## Given task
Find the string "JSON" in the records. Copy every line it appears in.

## Stored data
◆ ◆ ◆
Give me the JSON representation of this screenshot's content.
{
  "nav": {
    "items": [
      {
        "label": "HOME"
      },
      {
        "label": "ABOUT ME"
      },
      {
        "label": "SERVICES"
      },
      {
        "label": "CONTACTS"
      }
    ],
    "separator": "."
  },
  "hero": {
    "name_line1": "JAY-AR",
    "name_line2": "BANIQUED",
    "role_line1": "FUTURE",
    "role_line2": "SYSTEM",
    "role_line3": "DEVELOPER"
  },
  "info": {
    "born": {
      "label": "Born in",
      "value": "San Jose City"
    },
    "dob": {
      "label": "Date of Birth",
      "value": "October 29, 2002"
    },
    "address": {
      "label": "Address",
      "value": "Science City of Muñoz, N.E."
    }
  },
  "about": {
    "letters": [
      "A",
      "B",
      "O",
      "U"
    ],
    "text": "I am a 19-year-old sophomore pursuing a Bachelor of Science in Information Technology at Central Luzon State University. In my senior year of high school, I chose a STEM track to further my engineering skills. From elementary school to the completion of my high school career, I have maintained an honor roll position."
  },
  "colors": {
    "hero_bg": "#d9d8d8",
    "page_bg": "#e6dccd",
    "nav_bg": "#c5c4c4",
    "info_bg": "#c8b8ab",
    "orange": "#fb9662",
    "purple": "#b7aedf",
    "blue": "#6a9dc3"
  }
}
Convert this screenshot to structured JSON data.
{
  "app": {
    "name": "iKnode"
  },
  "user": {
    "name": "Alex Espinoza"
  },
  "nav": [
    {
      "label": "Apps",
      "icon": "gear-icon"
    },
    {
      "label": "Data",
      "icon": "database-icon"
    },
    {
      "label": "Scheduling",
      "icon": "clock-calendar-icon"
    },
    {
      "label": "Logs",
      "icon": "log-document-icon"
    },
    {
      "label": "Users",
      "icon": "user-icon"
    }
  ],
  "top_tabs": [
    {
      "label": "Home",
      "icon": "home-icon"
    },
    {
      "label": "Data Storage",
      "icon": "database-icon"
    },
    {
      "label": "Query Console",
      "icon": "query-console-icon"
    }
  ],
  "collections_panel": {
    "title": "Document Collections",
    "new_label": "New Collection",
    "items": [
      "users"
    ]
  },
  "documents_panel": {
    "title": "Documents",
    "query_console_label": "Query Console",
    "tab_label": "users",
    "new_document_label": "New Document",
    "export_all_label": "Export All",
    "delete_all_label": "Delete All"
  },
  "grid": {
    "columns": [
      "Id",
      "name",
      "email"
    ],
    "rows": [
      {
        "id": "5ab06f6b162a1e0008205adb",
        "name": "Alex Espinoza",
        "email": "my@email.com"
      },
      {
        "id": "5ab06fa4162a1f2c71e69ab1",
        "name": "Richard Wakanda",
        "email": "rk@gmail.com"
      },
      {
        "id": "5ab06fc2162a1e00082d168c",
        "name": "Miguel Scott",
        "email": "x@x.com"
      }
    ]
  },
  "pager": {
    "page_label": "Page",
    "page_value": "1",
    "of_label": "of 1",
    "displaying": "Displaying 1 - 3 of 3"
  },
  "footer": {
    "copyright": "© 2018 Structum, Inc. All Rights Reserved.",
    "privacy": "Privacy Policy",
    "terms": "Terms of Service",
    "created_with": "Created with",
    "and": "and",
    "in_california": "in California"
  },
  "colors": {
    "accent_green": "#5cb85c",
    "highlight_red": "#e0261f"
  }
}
◆ ◆ ◆
## Full response
Give me the JSON representation of this screenshot's content.
Convert this screenshot to structured JSON data.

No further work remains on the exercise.